#### EXTRACTED DATA
>> Start

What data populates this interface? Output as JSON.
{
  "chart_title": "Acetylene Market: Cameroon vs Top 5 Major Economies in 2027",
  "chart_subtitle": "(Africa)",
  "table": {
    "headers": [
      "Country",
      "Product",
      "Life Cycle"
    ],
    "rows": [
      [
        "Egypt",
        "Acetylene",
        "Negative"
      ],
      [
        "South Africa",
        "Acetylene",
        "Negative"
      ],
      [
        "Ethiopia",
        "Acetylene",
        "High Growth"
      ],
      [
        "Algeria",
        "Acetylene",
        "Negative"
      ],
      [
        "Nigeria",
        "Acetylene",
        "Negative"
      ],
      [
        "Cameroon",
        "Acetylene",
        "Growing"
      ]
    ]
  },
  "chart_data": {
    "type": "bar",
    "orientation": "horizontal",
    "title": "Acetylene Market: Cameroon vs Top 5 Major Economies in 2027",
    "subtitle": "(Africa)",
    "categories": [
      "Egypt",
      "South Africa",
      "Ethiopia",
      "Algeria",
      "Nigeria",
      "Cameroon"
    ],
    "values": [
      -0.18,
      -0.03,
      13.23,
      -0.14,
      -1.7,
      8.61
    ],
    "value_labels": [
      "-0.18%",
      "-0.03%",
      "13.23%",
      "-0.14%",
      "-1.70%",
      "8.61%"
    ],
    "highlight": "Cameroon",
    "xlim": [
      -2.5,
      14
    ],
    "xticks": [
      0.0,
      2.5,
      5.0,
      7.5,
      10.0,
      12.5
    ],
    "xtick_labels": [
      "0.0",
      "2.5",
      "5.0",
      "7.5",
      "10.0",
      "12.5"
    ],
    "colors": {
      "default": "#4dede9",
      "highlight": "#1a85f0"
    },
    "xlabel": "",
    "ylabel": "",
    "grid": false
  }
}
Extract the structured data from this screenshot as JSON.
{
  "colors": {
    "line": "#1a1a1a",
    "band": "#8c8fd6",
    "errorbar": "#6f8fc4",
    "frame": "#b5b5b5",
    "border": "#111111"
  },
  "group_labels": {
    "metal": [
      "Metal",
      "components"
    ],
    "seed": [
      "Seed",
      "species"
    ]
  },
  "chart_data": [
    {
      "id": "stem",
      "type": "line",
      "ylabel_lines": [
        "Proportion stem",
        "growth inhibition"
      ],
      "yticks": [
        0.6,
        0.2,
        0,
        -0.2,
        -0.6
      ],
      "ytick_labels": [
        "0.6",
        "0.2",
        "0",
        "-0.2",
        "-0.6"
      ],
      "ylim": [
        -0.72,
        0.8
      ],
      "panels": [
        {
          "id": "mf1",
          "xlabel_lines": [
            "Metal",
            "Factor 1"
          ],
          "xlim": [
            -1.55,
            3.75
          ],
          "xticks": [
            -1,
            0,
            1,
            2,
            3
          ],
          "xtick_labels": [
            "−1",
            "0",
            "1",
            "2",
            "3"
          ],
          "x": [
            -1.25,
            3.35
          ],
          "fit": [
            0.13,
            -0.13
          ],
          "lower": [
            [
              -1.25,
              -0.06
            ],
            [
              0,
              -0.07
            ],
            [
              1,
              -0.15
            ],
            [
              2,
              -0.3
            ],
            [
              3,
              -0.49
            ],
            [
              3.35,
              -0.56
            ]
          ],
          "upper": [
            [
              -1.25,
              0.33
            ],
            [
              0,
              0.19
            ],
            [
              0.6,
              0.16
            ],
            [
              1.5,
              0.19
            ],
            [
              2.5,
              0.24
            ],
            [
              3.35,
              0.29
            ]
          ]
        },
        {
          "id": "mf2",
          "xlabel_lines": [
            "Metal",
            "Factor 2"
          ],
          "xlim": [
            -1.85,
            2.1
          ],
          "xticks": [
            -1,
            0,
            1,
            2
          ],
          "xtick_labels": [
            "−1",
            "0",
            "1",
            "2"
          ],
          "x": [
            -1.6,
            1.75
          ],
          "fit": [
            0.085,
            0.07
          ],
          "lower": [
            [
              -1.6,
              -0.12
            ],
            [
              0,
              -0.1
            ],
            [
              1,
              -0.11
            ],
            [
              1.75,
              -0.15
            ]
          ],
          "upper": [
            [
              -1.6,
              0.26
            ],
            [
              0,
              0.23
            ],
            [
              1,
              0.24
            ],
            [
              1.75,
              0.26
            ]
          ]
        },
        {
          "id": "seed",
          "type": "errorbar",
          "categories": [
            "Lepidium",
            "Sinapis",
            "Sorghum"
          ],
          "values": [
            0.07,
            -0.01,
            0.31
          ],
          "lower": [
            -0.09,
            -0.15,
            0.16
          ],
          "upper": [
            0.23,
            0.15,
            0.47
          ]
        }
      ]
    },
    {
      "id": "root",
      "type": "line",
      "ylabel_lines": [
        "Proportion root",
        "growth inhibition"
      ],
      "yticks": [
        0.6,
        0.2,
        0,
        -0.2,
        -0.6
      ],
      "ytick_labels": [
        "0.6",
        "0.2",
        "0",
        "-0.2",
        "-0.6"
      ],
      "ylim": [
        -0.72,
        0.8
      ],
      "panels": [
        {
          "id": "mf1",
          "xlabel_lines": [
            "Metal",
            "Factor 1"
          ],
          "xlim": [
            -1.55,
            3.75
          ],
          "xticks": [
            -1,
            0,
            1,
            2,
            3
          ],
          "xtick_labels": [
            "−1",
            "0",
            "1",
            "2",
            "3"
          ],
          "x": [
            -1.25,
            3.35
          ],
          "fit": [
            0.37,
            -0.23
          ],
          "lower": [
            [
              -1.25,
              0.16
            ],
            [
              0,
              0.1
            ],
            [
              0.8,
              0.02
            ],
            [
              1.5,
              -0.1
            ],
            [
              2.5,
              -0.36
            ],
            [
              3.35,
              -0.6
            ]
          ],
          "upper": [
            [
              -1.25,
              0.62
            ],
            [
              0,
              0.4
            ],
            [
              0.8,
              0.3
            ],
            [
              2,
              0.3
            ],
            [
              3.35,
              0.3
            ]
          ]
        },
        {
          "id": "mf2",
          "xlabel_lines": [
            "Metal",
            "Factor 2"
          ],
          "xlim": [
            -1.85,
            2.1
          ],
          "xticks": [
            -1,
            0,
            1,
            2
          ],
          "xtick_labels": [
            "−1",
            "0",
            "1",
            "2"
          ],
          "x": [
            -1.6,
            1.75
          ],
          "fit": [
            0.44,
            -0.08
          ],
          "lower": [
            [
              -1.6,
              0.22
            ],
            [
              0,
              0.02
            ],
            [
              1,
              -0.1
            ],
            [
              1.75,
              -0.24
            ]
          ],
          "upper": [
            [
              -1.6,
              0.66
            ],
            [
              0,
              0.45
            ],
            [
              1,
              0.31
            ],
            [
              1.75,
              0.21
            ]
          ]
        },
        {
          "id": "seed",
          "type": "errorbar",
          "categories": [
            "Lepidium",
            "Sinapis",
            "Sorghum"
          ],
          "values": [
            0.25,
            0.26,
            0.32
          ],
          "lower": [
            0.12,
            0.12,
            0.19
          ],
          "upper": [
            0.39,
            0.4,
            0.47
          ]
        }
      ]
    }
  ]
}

>> End

Return the listing above word for word.

What data populates this interface? Output as JSON.
{
  "chart_title": "Acetylene Market: Cameroon vs Top 5 Major Economies in 2027",
  "chart_subtitle": "(Africa)",
  "table": {
    "headers": [
      "Country",
      "Product",
      "Life Cycle"
    ],
    "rows": [
      [
        "Egypt",
        "Acetylene",
        "Negative"
      ],
      [
        "South Africa",
        "Acetylene",
        "Negative"
      ],
      [
        "Ethiopia",
        "Acetylene",
        "High Growth"
      ],
      [
        "Algeria",
        "Acetylene",
        "Negative"
      ],
      [
        "Nigeria",
        "Acetylene",
        "Negative"
      ],
      [
        "Cameroon",
        "Acetylene",
        "Growing"
      ]
    ]
  },
  "chart_data": {
    "type": "bar",
    "orientation": "horizontal",
    "title": "Acetylene Market: Cameroon vs Top 5 Major Economies in 2027",
    "subtitle": "(Africa)",
    "categories": [
      "Egypt",
      "South Africa",
      "Ethiopia",
      "Algeria",
      "Nigeria",
      "Cameroon"
    ],
    "values": [
      -0.18,
      -0.03,
      13.23,
      -0.14,
      -1.7,
      8.61
    ],
    "value_labels": [
      "-0.18%",
      "-0.03%",
      "13.23%",
      "-0.14%",
      "-1.70%",
      "8.61%"
    ],
    "highlight": "Cameroon",
    "xlim": [
      -2.5,
      14
    ],
    "xticks": [
      0.0,
      2.5,
      5.0,
      7.5,
      10.0,
      12.5
    ],
    "xtick_labels": [
      "0.0",
      "2.5",
      "5.0",
      "7.5",
      "10.0",
      "12.5"
    ],
    "colors": {
      "default": "#4dede9",
      "highlight": "#1a85f0"
    },
    "xlabel": "",
    "ylabel": "",
    "grid": false
  }
}
Extract the structured data from this screenshot as JSON.
{
  "colors": {
    "line": "#1a1a1a",
    "band": "#8c8fd6",
    "errorbar": "#6f8fc4",
    "frame": "#b5b5b5",
    "border": "#111111"
  },
  "group_labels": {
    "metal": [
      "Metal",
      "components"
    ],
    "seed": [
      "Seed",
      "species"
    ]
  },
  "chart_data": [
    {
      "id": "stem",
      "type": "line",
      "ylabel_lines": [
        "Proportion stem",
        "growth inhibition"
      ],
      "yticks": [
        0.6,
        0.2,
        0,
        -0.2,
        -0.6
      ],
      "ytick_labels": [
        "0.6",
        "0.2",
        "0",
        "-0.2",
        "-0.6"
      ],
      "ylim": [
        -0.72,
        0.8
      ],
      "panels": [
        {
          "id": "mf1",
          "xlabel_lines": [
            "Metal",
            "Factor 1"
          ],
          "xlim": [
            -1.55,
            3.75
          ],
          "xticks": [
            -1,
            0,
            1,
            2,
            3
          ],
          "xtick_labels": [
            "−1",
            "0",
            "1",
            "2",
            "3"
          ],
          "x": [
            -1.25,
            3.35
          ],
          "fit": [
            0.13,
            -0.13
          ],
          "lower": [
            [
              -1.25,
              -0.06
            ],
            [
              0,
              -0.07
            ],
            [
              1,
              -0.15
            ],
            [
              2,
              -0.3
            ],
            [
              3,
              -0.49
            ],
            [
              3.35,
              -0.56
            ]
          ],
          "upper": [
            [
              -1.25,
              0.33
            ],
            [
              0,
              0.19
            ],
            [
              0.6,
              0.16
            ],
            [
              1.5,
              0.19
            ],
            [
              2.5,
              0.24
            ],
            [
              3.35,
              0.29
            ]
          ]
        },
        {
          "id": "mf2",
          "xlabel_lines": [
            "Metal",
            "Factor 2"
          ],
          "xlim": [
            -1.85,
            2.1
          ],
          "xticks": [
            -1,
            0,
            1,
            2
          ],
          "xtick_labels": [
            "−1",
            "0",
            "1",
            "2"
          ],
          "x": [
            -1.6,
            1.75
          ],
          "fit": [
            0.085,
            0.07
          ],
          "lower": [
            [
              -1.6,
              -0.12
            ],
            [
              0,
              -0.1
            ],
            [
              1,
              -0.11
            ],
            [
              1.75,
              -0.15
            ]
          ],
          "upper": [
            [
              -1.6,
              0.26
            ],
            [
              0,
              0.23
            ],
            [
              1,
              0.24
            ],
            [
              1.75,
              0.26
            ]
          ]
        },
        {
          "id": "seed",
          "type": "errorbar",
          "categories": [
            "Lepidium",
            "Sinapis",
            "Sorghum"
          ],
          "values": [
            0.07,
            -0.01,
            0.31
          ],
          "lower": [
            -0.09,
            -0.15,
            0.16
          ],
          "upper": [
            0.23,
            0.15,
            0.47
          ]
        }
      ]
    },
    {
      "id": "root",
      "type": "line",
      "ylabel_lines": [
        "Proportion root",
        "growth inhibition"
      ],
      "yticks": [
        0.6,
        0.2,
        0,
        -0.2,
        -0.6
      ],
      "ytick_labels": [
        "0.6",
        "0.2",
        "0",
        "-0.2",
        "-0.6"
      ],
      "ylim": [
        -0.72,
        0.8
      ],
      "panels": [
        {
          "id": "mf1",
          "xlabel_lines": [
            "Metal",
            "Factor 1"
          ],
          "xlim": [
            -1.55,
            3.75
          ],
          "xticks": [
            -1,
            0,
            1,
            2,
            3
          ],
          "xtick_labels": [
            "−1",
            "0",
            "1",
            "2",
            "3"
          ],
          "x": [
            -1.25,
            3.35
          ],
          "fit": [
            0.37,
            -0.23
          ],
          "lower": [
            [
              -1.25,
              0.16
            ],
            [
              0,
              0.1
            ],
            [
              0.8,
              0.02
            ],
            [
              1.5,
              -0.1
            ],
            [
              2.5,
              -0.36
            ],
            [
              3.35,
              -0.6
            ]
          ],
          "upper": [
            [
              -1.25,
              0.62
            ],
            [
              0,
              0.4
            ],
            [
              0.8,
              0.3
            ],
            [
              2,
              0.3
            ],
            [
              3.35,
              0.3
            ]
          ]
        },
        {
          "id": "mf2",
          "xlabel_lines": [
            "Metal",
            "Factor 2"
          ],
          "xlim": [
            -1.85,
            2.1
          ],
          "xticks": [
            -1,
            0,
            1,
            2
          ],
          "xtick_labels": [
            "−1",
            "0",
            "1",
            "2"
          ],
          "x": [
            -1.6,
            1.75
          ],
          "fit": [
            0.44,
            -0.08
          ],
          "lower": [
            [
              -1.6,
              0.22
            ],
            [
              0,
              0.02
            ],
            [
              1,
              -0.1
            ],
            [
              1.75,
              -0.24
            ]
          ],
          "upper": [
            [
              -1.6,
              0.66
            ],
            [
              0,
              0.45
            ],
            [
              1,
              0.31
            ],
            [
              1.75,
              0.21
            ]
          ]
        },
        {
          "id": "seed",
          "type": "errorbar",
          "categories": [
            "Lepidium",
            "Sinapis",
            "Sorghum"
          ],
          "values": [
            0.25,
            0.26,
            0.32
          ],
          "lower": [
            0.12,
            0.12,
            0.19
          ],
          "upper": [
            0.39,
            0.4,
            0.47
          ]
        }
      ]
    }
  ]
}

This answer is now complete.